▶ **TASK STATEMENT**: Return the records that follow unaltered. Omit every picture.
[Start MATERIALS PROVIDED]
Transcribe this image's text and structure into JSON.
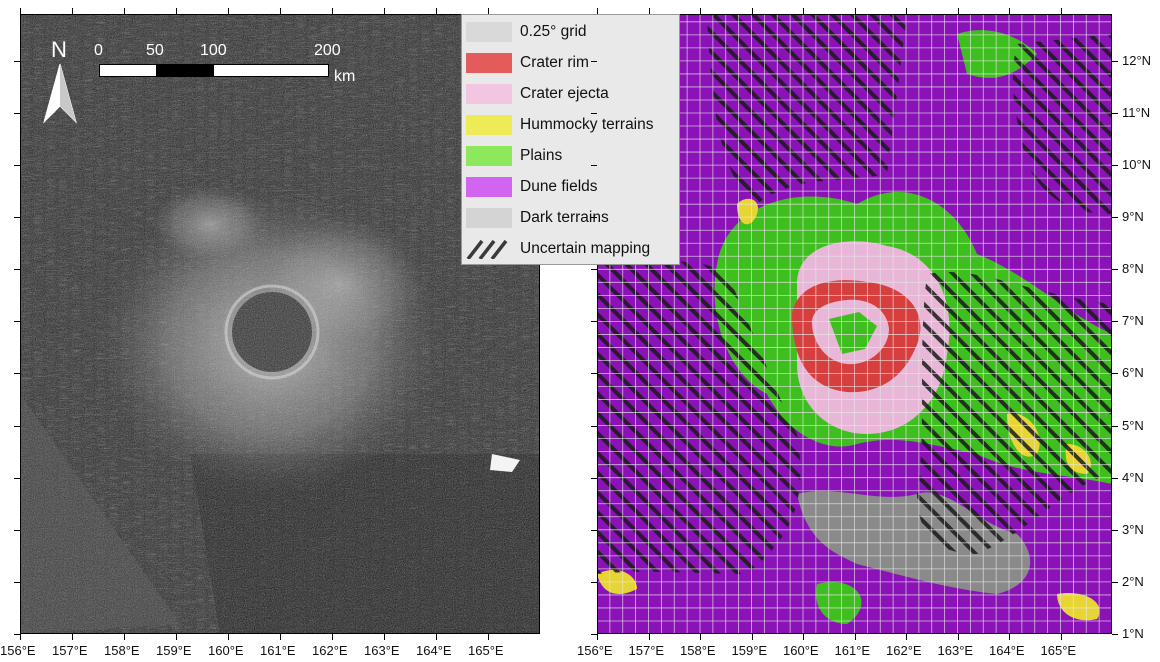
{
  "north_arrow": {
    "label": "N",
    "icon": "north-arrow-icon"
  },
  "scale_bar": {
    "ticks": [
      "0",
      "50",
      "100",
      "200"
    ],
    "unit": "km",
    "tick_values_km": [
      0,
      50,
      100,
      200
    ]
  },
  "legend": {
    "items": [
      {
        "label": "0.25° grid",
        "color": "#d9d9d9",
        "pattern": "grid"
      },
      {
        "label": "Crater rim",
        "color": "#e35b5b",
        "pattern": "solid"
      },
      {
        "label": "Crater ejecta",
        "color": "#f2c6e0",
        "pattern": "solid"
      },
      {
        "label": "Hummocky terrains",
        "color": "#eeeb57",
        "pattern": "solid"
      },
      {
        "label": "Plains",
        "color": "#8ee85b",
        "pattern": "solid"
      },
      {
        "label": "Dune fields",
        "color": "#d264f2",
        "pattern": "solid"
      },
      {
        "label": "Dark terrains",
        "color": "#d4d4d4",
        "pattern": "solid"
      },
      {
        "label": "Uncertain mapping",
        "color": "#3a3a3a",
        "pattern": "hatch"
      }
    ]
  },
  "axes": {
    "longitude_labels": [
      "156°E",
      "157°E",
      "158°E",
      "159°E",
      "160°E",
      "161°E",
      "162°E",
      "163°E",
      "164°E",
      "165°E"
    ],
    "latitude_labels": [
      "12°N",
      "11°N",
      "10°N",
      "9°N",
      "8°N",
      "7°N",
      "6°N",
      "5°N",
      "4°N",
      "3°N",
      "2°N",
      "1°N"
    ],
    "lon_range_deg": [
      156,
      166
    ],
    "lat_range_deg": [
      1,
      12.9
    ]
  },
  "colors": {
    "dune_base": "#8a12b7",
    "plains": "#3fbf1f",
    "rim": "#d73f3f",
    "ejecta": "#e8b6d6",
    "dark": "#8a8a8a",
    "hummocky": "#e6d534",
    "grid_line": "#e6e6e6"
  }
}
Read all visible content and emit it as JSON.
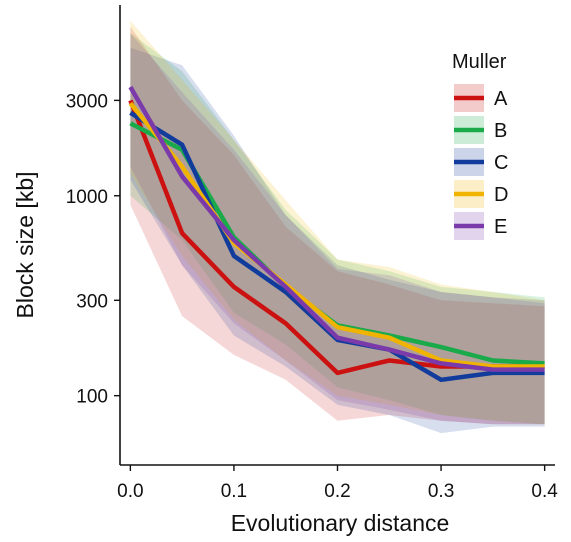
{
  "chart_data": {
    "type": "line",
    "xlabel": "Evolutionary distance",
    "ylabel": "Block size [kb]",
    "x_scale": "linear",
    "y_scale": "log",
    "xlim": [
      -0.01,
      0.41
    ],
    "ylim": [
      45,
      9000
    ],
    "x_ticks": [
      0.0,
      0.1,
      0.2,
      0.3,
      0.4
    ],
    "x_tick_labels": [
      "0.0",
      "0.1",
      "0.2",
      "0.3",
      "0.4"
    ],
    "y_ticks": [
      100,
      300,
      1000,
      3000
    ],
    "y_tick_labels": [
      "100",
      "300",
      "1000",
      "3000"
    ],
    "grid": false,
    "legend": {
      "title": "Muller",
      "position": "top-right"
    },
    "x": [
      0.0,
      0.05,
      0.1,
      0.15,
      0.2,
      0.25,
      0.3,
      0.35,
      0.4
    ],
    "series": [
      {
        "name": "A",
        "color": "#cc1111",
        "values": [
          3000,
          650,
          350,
          230,
          130,
          150,
          140,
          140,
          140
        ],
        "lower": [
          900,
          250,
          160,
          120,
          75,
          80,
          75,
          72,
          72
        ],
        "upper": [
          7000,
          3000,
          1600,
          700,
          420,
          360,
          300,
          290,
          280
        ]
      },
      {
        "name": "B",
        "color": "#1aaa4a",
        "values": [
          2300,
          1700,
          620,
          350,
          225,
          200,
          175,
          150,
          145
        ],
        "lower": [
          1000,
          600,
          260,
          180,
          110,
          95,
          80,
          75,
          72
        ],
        "upper": [
          6500,
          4200,
          1900,
          850,
          480,
          420,
          350,
          330,
          310
        ]
      },
      {
        "name": "C",
        "color": "#123c9c",
        "values": [
          2600,
          1800,
          500,
          330,
          190,
          170,
          120,
          130,
          130
        ],
        "lower": [
          1200,
          450,
          200,
          140,
          90,
          80,
          65,
          70,
          70
        ],
        "upper": [
          5500,
          4500,
          2000,
          800,
          450,
          380,
          330,
          310,
          300
        ]
      },
      {
        "name": "D",
        "color": "#f0b400",
        "values": [
          2900,
          1400,
          580,
          360,
          220,
          195,
          150,
          140,
          140
        ],
        "lower": [
          1300,
          500,
          240,
          150,
          100,
          90,
          80,
          75,
          72
        ],
        "upper": [
          7500,
          3800,
          1900,
          950,
          480,
          440,
          360,
          330,
          300
        ]
      },
      {
        "name": "E",
        "color": "#7a3aaa",
        "values": [
          3500,
          1250,
          600,
          350,
          195,
          170,
          145,
          135,
          135
        ],
        "lower": [
          1400,
          450,
          230,
          150,
          95,
          85,
          75,
          72,
          72
        ],
        "upper": [
          6500,
          3300,
          1700,
          800,
          430,
          400,
          330,
          310,
          290
        ]
      }
    ]
  }
}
[End MATERIALS PROVIDED]
▶ **TASK OUTPUT**:
Transcribe this image's text and structure into JSON.
{
  "north_arrow": {
    "label": "N",
    "icon": "north-arrow-icon"
  },
  "scale_bar": {
    "ticks": [
      "0",
      "50",
      "100",
      "200"
    ],
    "unit": "km",
    "tick_values_km": [
      0,
      50,
      100,
      200
    ]
  },
  "legend": {
    "items": [
      {
        "label": "0.25° grid",
        "color": "#d9d9d9",
        "pattern": "grid"
      },
      {
        "label": "Crater rim",
        "color": "#e35b5b",
        "pattern": "solid"
      },
      {
        "label": "Crater ejecta",
        "color": "#f2c6e0",
        "pattern": "solid"
      },
      {
        "label": "Hummocky terrains",
        "color": "#eeeb57",
        "pattern": "solid"
      },
      {
        "label": "Plains",
        "color": "#8ee85b",
        "pattern": "solid"
      },
      {
        "label": "Dune fields",
        "color": "#d264f2",
        "pattern": "solid"
      },
      {
        "label": "Dark terrains",
        "color": "#d4d4d4",
        "pattern": "solid"
      },
      {
        "label": "Uncertain mapping",
        "color": "#3a3a3a",
        "pattern": "hatch"
      }
    ]
  },
  "axes": {
    "longitude_labels": [
      "156°E",
      "157°E",
      "158°E",
      "159°E",
      "160°E",
      "161°E",
      "162°E",
      "163°E",
      "164°E",
      "165°E"
    ],
    "latitude_labels": [
      "12°N",
      "11°N",
      "10°N",
      "9°N",
      "8°N",
      "7°N",
      "6°N",
      "5°N",
      "4°N",
      "3°N",
      "2°N",
      "1°N"
    ],
    "lon_range_deg": [
      156,
      166
    ],
    "lat_range_deg": [
      1,
      12.9
    ]
  },
  "colors": {
    "dune_base": "#8a12b7",
    "plains": "#3fbf1f",
    "rim": "#d73f3f",
    "ejecta": "#e8b6d6",
    "dark": "#8a8a8a",
    "hummocky": "#e6d534",
    "grid_line": "#e6e6e6"
  }
}
Read all visible content and emit it as JSON.
{
  "chart_data": {
    "type": "line",
    "xlabel": "Evolutionary distance",
    "ylabel": "Block size [kb]",
    "x_scale": "linear",
    "y_scale": "log",
    "xlim": [
      -0.01,
      0.41
    ],
    "ylim": [
      45,
      9000
    ],
    "x_ticks": [
      0.0,
      0.1,
      0.2,
      0.3,
      0.4
    ],
    "x_tick_labels": [
      "0.0",
      "0.1",
      "0.2",
      "0.3",
      "0.4"
    ],
    "y_ticks": [
      100,
      300,
      1000,
      3000
    ],
    "y_tick_labels": [
      "100",
      "300",
      "1000",
      "3000"
    ],
    "grid": false,
    "legend": {
      "title": "Muller",
      "position": "top-right"
    },
    "x": [
      0.0,
      0.05,
      0.1,
      0.15,
      0.2,
      0.25,
      0.3,
      0.35,
      0.4
    ],
    "series": [
      {
        "name": "A",
        "color": "#cc1111",
        "values": [
          3000,
          650,
          350,
          230,
          130,
          150,
          140,
          140,
          140
        ],
        "lower": [
          900,
          250,
          160,
          120,
          75,
          80,
          75,
          72,
          72
        ],
        "upper": [
          7000,
          3000,
          1600,
          700,
          420,
          360,
          300,
          290,
          280
        ]
      },
      {
        "name": "B",
        "color": "#1aaa4a",
        "values": [
          2300,
          1700,
          620,
          350,
          225,
          200,
          175,
          150,
          145
        ],
        "lower": [
          1000,
          600,
          260,
          180,
          110,
          95,
          80,
          75,
          72
        ],
        "upper": [
          6500,
          4200,
          1900,
          850,
          480,
          420,
          350,
          330,
          310
        ]
      },
      {
        "name": "C",
        "color": "#123c9c",
        "values": [
          2600,
          1800,
          500,
          330,
          190,
          170,
          120,
          130,
          130
        ],
        "lower": [
          1200,
          450,
          200,
          140,
          90,
          80,
          65,
          70,
          70
        ],
        "upper": [
          5500,
          4500,
          2000,
          800,
          450,
          380,
          330,
          310,
          300
        ]
      },
      {
        "name": "D",
        "color": "#f0b400",
        "values": [
          2900,
          1400,
          580,
          360,
          220,
          195,
          150,
          140,
          140
        ],
        "lower": [
          1300,
          500,
          240,
          150,
          100,
          90,
          80,
          75,
          72
        ],
        "upper": [
          7500,
          3800,
          1900,
          950,
          480,
          440,
          360,
          330,
          300
        ]
      },
      {
        "name": "E",
        "color": "#7a3aaa",
        "values": [
          3500,
          1250,
          600,
          350,
          195,
          170,
          145,
          135,
          135
        ],
        "lower": [
          1400,
          450,
          230,
          150,
          95,
          85,
          75,
          72,
          72
        ],
        "upper": [
          6500,
          3300,
          1700,
          800,
          430,
          400,
          330,
          310,
          290
        ]
      }
    ]
  }
}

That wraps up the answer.